=== Extract ===

Streaming guarantees:
head.py reads at most N+1 rows from the file.tail.py keeps a bounded deque(maxlen=N) and emits only the last N rows.sample.py uses reservoir sampling (algorithm R): single pass, O(N) memory regardless of file size.On a 100,000-row / 1.6 MB CSV: head -n 3 runs in ~50 ms, tail -n 3 in ~180 ms, sample -n 5 in ~260 ms.
python3 scripts/inspect.py customers.csv
Output:
file: /path/customers.csv
size: 284 B (284 bytes)
encoding: utf-8
kind: csv
rows: 5
columns: 6
# name type nulls null% distinct sample
----------------------------------------------------------------------------------------------------
1 id int 0 0.00 5 '1', '2', '3'
2 email string 0 0.00 5 'alice@example.com', ...
3 name string 0 0.00 5 'Alice', 'Bob', 'Carol'
4 amount float 1 20.00 4 '42.50', '100.00', '7.25'
5 status string 0 0.00 3 'approved', 'pending', ...
6 signup_date date 0 0.00 5 '2025-01-15', ...
Pass --json for machine-readable output that pipes into other tools.
The script auto-detects the dialect (CSV vs TSV vs JSON Lines) and a sensible encoding (utf-8, utf-8-sig, cp1252, latin-1). Type inference takes up to 1000 non-empty values per column and picks the most specific type that fits all of them.

===

Exercise requirements.
1 - Using the CSV tool notes, explain why sample.py's memory use stays bounded however large the file is.
2 - Echo the stretch of the CSV tool notes from "encoding: utf-8" through "5 'alice@example.com', ...".

=== Collected material ===

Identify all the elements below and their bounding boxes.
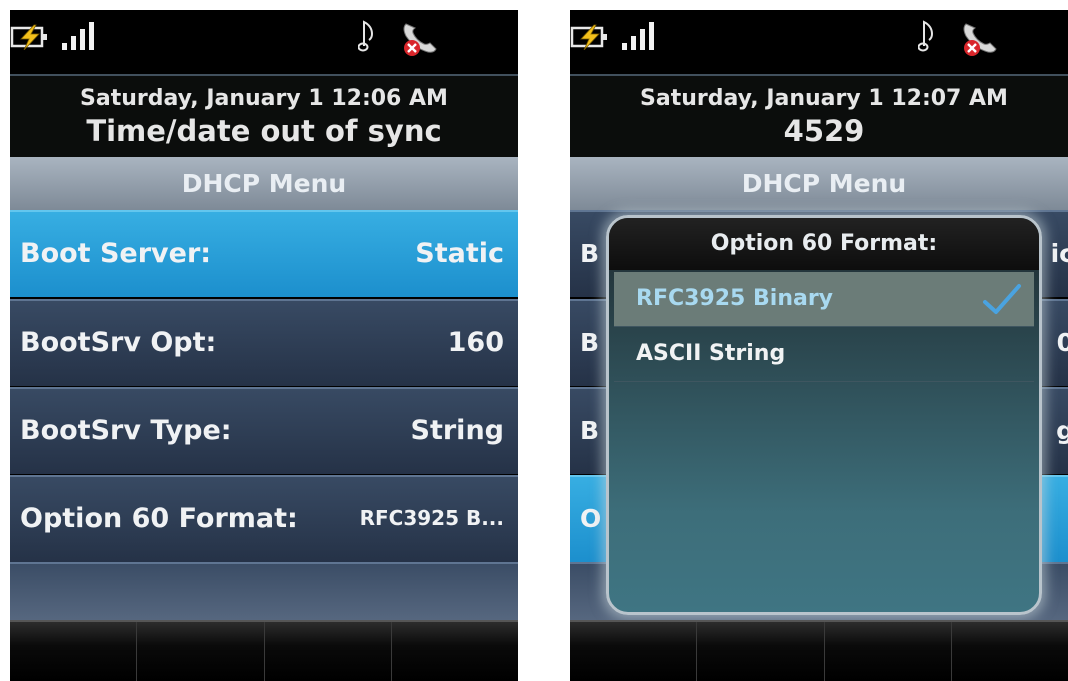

===

Solved tasks.
1 - sample.py uses reservoir sampling (algorithm R), which makes a single pass over the file. That keeps its memory at O(N), where N is the number of rows requested, regardless of file size.

2 -
encoding: utf-8
kind: csv
rows: 5
columns: 6
# name type nulls null% distinct sample
----------------------------------------------------------------------------------------------------
1 id int 0 0.00 5 '1', '2', '3'
2 email string 0 0.00 5 'alice@example.com', ...